━━━ DATA ROWS ━━━
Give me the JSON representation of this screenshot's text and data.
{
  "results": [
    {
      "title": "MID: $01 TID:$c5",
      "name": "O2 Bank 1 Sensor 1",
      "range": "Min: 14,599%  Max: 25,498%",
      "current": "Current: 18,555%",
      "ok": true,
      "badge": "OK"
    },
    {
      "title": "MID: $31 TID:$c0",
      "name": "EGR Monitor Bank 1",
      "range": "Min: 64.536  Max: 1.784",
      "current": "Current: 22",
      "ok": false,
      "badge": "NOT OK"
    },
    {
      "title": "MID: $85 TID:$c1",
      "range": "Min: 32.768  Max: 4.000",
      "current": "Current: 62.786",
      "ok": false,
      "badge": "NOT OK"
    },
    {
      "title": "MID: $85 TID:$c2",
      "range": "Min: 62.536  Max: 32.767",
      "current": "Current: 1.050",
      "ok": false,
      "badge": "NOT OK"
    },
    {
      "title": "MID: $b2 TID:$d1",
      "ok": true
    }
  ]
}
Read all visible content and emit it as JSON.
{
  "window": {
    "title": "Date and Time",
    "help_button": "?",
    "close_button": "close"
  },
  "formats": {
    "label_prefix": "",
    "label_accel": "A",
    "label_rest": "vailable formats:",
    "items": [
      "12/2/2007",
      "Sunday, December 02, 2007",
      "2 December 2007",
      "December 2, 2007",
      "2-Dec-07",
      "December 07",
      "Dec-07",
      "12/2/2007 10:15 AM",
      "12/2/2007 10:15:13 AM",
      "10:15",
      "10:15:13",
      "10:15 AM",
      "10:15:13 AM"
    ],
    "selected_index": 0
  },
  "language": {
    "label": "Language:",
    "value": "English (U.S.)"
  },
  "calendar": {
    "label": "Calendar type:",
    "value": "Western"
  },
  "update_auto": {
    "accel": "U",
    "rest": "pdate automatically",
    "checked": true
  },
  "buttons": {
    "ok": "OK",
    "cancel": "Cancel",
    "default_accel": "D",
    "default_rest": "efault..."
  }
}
━━━
━━━ DATA ROWS ━━━
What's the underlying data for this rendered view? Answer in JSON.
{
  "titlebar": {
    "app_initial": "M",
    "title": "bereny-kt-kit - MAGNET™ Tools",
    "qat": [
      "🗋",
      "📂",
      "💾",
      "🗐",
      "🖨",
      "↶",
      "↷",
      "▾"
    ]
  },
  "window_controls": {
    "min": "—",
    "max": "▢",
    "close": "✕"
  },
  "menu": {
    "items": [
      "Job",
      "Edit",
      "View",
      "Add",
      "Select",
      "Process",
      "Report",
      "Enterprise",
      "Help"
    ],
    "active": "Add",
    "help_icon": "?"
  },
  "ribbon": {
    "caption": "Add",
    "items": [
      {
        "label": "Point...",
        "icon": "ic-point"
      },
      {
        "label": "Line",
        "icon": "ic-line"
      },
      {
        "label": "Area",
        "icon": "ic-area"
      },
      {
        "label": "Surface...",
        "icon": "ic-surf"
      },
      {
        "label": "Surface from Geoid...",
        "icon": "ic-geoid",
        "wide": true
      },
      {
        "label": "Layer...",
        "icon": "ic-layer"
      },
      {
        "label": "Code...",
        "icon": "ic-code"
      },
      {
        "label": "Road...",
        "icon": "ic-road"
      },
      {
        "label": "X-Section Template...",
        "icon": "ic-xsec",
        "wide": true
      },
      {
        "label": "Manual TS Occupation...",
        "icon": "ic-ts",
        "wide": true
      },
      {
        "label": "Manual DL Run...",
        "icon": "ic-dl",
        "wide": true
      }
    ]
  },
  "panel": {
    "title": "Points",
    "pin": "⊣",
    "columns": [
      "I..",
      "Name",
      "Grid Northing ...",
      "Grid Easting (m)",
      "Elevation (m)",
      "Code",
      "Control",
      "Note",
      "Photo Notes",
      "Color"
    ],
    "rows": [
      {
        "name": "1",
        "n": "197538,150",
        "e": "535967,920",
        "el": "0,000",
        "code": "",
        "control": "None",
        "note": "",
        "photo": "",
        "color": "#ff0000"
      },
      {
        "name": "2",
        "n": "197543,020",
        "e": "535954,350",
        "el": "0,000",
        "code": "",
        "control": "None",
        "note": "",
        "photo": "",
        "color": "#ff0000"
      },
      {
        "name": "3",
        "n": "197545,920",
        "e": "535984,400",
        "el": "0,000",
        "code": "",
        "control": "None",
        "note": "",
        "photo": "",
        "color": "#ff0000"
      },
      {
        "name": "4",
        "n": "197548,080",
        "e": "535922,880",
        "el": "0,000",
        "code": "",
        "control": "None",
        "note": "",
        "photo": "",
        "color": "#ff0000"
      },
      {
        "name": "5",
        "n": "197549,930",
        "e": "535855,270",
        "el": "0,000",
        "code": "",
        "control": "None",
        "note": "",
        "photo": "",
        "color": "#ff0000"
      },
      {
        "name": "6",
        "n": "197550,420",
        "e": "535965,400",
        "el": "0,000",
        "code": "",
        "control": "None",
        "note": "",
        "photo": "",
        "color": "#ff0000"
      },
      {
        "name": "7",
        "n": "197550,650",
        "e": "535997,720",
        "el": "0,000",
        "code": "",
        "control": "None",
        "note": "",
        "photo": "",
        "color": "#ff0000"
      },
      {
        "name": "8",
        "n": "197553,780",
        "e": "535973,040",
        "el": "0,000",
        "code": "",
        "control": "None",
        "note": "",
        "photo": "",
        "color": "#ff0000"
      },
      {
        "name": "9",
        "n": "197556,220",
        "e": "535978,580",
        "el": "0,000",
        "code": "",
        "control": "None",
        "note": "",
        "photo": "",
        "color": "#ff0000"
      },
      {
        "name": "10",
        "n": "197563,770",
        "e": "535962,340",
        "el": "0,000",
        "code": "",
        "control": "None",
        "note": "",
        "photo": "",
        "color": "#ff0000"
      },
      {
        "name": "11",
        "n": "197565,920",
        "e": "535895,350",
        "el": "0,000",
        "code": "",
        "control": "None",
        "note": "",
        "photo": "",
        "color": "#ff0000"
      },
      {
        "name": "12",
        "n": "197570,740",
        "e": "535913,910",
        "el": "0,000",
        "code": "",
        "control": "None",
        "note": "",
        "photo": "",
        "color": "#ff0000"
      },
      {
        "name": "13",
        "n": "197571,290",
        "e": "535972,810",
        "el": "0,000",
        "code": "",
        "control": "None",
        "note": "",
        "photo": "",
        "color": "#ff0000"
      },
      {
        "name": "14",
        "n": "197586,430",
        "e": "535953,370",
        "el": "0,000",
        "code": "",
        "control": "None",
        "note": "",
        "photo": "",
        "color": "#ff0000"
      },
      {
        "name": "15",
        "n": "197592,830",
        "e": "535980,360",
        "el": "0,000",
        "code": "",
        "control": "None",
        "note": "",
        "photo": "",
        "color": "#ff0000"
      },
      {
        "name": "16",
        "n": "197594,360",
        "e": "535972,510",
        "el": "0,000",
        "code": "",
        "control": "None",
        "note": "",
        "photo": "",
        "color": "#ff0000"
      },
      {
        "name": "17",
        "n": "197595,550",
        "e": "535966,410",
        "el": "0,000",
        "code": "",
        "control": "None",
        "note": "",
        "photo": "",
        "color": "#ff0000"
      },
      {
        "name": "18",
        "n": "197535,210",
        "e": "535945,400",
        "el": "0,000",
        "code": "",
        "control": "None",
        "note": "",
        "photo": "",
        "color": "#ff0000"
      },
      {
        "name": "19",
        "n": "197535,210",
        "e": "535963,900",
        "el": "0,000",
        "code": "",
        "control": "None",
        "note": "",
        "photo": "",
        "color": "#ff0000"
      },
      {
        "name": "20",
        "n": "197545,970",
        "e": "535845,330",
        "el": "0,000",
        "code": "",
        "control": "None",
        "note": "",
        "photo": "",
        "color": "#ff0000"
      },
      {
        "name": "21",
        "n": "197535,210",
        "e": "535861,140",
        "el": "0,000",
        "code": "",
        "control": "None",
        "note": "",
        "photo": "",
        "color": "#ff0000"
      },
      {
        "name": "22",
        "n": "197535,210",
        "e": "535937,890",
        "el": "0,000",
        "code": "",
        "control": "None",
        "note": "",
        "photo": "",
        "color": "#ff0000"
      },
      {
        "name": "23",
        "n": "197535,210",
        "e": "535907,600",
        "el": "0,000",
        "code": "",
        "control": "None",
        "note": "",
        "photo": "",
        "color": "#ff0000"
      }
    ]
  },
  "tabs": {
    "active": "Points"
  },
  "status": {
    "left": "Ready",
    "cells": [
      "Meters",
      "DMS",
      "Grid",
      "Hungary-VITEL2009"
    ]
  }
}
━━━
━━━ DATA ROWS ━━━
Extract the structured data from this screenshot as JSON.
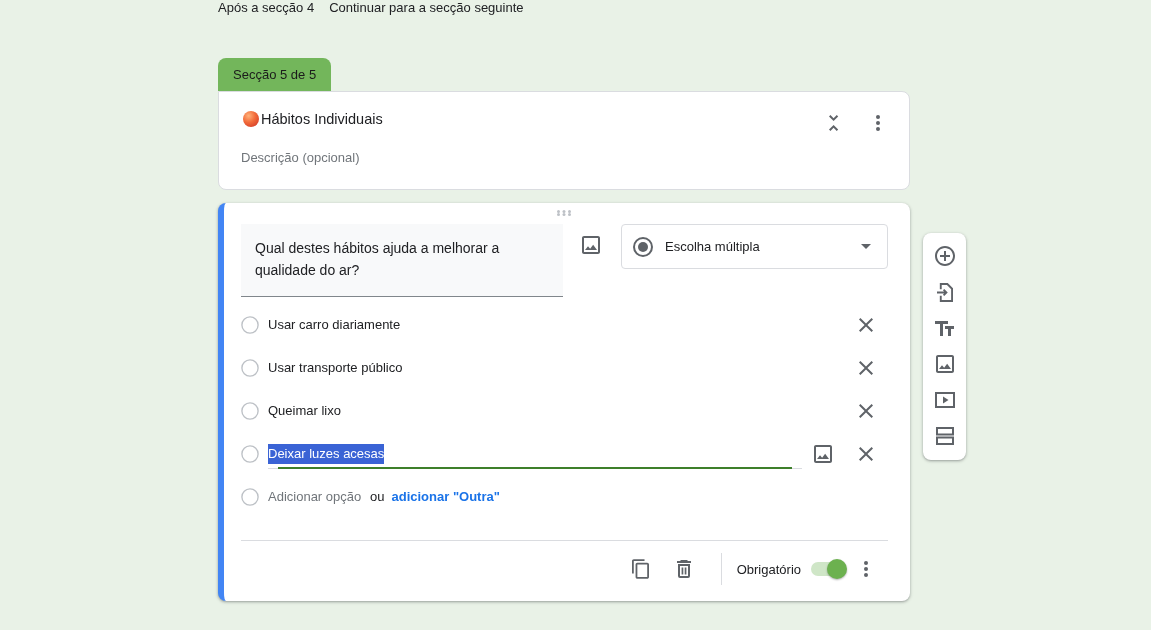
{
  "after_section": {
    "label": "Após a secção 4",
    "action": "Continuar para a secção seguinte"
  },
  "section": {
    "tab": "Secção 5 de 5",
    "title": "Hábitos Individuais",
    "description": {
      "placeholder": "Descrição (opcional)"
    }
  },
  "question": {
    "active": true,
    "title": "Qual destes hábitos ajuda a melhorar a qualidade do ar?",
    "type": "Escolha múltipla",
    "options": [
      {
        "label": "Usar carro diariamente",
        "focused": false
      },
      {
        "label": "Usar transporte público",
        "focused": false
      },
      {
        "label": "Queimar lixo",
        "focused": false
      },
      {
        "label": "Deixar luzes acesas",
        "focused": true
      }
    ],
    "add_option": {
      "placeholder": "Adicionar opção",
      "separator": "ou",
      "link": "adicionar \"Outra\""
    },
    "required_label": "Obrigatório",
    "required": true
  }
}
━━━
## TASK DIRECTIONS
Set out every line from the material that contains the string "December".

## WORKED ANSWER
      "Sunday, December 02, 2007",
      "2 December 2007",
      "December 2, 2007",
      "December 07",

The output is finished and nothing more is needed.